SUPPLIED MATERIAL:
☆ ☆ ☆ ☆ ☆ ☆ ☆
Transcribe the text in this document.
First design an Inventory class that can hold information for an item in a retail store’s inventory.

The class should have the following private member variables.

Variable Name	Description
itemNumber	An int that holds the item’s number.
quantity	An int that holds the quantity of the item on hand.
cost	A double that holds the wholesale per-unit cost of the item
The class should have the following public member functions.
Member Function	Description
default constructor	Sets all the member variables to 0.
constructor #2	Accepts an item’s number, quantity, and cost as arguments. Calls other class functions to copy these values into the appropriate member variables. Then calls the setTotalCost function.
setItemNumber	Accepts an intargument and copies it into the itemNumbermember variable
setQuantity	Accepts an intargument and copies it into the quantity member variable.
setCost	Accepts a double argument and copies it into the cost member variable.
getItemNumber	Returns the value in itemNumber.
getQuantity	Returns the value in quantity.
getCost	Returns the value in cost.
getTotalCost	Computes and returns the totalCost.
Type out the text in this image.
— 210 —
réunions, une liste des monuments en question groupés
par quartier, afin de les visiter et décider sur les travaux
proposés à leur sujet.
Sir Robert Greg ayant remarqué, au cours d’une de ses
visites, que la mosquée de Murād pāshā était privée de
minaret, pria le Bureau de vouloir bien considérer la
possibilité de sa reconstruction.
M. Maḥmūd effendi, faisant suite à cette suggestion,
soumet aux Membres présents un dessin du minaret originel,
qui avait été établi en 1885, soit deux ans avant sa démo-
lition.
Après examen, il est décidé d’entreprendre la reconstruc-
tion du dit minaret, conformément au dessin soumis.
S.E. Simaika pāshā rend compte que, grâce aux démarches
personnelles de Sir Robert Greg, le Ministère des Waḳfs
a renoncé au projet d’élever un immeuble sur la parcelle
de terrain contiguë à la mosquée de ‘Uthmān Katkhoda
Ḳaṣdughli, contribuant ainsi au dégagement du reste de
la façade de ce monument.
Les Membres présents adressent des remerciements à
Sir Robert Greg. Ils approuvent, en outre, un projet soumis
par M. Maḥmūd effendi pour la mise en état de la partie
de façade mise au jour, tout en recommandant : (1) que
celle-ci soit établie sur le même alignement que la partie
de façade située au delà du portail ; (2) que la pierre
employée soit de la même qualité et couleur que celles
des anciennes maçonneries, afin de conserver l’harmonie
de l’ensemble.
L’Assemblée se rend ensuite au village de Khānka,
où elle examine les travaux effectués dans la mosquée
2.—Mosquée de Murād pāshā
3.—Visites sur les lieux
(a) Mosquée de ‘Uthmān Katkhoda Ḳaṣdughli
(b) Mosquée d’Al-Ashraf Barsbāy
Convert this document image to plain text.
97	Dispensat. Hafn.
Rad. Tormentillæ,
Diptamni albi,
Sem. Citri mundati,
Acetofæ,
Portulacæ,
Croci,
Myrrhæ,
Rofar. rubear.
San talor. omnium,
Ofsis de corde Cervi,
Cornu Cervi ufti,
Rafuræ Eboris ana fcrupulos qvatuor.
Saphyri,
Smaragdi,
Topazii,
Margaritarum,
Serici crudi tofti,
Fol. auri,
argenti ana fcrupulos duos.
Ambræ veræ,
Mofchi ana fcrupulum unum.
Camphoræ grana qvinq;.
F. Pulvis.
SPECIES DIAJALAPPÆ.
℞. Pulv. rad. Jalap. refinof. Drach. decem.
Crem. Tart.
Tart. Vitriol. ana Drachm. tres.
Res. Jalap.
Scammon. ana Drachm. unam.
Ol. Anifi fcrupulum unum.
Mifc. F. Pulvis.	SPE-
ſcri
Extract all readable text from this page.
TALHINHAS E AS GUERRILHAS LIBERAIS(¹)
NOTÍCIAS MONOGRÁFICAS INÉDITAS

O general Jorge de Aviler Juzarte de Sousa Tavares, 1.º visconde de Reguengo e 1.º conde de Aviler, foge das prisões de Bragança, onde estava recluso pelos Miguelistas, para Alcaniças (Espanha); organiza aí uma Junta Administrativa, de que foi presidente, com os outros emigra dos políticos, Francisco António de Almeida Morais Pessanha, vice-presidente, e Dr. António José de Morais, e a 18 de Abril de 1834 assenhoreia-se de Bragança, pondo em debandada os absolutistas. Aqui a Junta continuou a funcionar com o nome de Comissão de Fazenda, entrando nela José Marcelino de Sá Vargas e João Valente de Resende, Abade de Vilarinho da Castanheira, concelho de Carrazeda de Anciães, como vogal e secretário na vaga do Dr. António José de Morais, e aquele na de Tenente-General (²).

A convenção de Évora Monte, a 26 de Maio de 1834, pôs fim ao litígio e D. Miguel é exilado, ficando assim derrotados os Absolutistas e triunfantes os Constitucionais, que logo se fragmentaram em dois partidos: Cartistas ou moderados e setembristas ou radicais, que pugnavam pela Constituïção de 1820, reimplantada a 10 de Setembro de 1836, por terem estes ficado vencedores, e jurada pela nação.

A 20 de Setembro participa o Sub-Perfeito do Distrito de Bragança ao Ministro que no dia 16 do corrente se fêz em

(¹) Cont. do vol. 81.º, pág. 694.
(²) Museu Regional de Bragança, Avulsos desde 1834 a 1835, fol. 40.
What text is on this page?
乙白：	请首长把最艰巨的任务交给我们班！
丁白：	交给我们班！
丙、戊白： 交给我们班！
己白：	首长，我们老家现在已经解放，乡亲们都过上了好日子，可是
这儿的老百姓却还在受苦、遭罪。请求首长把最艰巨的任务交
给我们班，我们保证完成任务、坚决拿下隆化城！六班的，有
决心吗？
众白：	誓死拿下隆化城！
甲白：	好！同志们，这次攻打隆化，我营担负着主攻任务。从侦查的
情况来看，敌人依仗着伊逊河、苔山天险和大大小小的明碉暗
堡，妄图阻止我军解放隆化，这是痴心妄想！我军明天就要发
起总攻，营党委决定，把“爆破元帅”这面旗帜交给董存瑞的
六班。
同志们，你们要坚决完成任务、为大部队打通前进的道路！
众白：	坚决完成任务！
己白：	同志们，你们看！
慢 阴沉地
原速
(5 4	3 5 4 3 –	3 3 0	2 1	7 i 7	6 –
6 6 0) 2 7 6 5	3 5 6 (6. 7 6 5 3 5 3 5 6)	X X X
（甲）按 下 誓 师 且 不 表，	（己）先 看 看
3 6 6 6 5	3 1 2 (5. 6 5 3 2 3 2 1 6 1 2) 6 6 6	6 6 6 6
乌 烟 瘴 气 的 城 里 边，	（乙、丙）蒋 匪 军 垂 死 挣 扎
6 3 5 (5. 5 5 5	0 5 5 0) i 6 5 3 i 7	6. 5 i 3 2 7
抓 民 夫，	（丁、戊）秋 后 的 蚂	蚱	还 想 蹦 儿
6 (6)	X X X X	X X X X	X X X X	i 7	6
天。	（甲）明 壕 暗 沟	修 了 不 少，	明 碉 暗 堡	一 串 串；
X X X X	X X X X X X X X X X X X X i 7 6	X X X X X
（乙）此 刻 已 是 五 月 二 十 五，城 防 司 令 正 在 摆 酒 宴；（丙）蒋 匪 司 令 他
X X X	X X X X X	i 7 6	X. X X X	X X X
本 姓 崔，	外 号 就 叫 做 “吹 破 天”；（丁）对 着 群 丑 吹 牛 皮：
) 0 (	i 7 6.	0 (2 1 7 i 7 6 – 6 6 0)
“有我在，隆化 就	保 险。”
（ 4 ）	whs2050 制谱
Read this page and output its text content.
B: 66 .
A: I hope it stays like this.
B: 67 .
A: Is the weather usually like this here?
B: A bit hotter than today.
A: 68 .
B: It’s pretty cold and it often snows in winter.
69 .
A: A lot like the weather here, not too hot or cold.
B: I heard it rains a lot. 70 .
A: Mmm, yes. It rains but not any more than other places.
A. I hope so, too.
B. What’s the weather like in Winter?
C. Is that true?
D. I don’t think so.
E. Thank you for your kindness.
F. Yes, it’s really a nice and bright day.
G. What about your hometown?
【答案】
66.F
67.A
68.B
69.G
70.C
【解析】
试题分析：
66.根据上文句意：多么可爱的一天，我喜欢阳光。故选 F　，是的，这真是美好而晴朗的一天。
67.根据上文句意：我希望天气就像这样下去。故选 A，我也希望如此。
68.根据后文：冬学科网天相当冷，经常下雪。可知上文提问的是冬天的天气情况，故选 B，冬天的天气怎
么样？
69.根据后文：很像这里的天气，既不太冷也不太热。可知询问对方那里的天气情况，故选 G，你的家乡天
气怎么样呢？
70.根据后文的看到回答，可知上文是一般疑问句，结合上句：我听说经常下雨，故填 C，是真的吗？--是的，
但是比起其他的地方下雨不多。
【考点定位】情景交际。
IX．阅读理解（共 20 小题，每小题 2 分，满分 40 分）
☆ ☆ ☆ ☆ ☆ ☆ ☆
WHAT THE TASK ASKS: Pick out the lines that include the word "rains" and write them out.

COMPLETED TASK:
B: I heard it rains a lot. 70 .
A: Mmm, yes. It rains but not any more than other places.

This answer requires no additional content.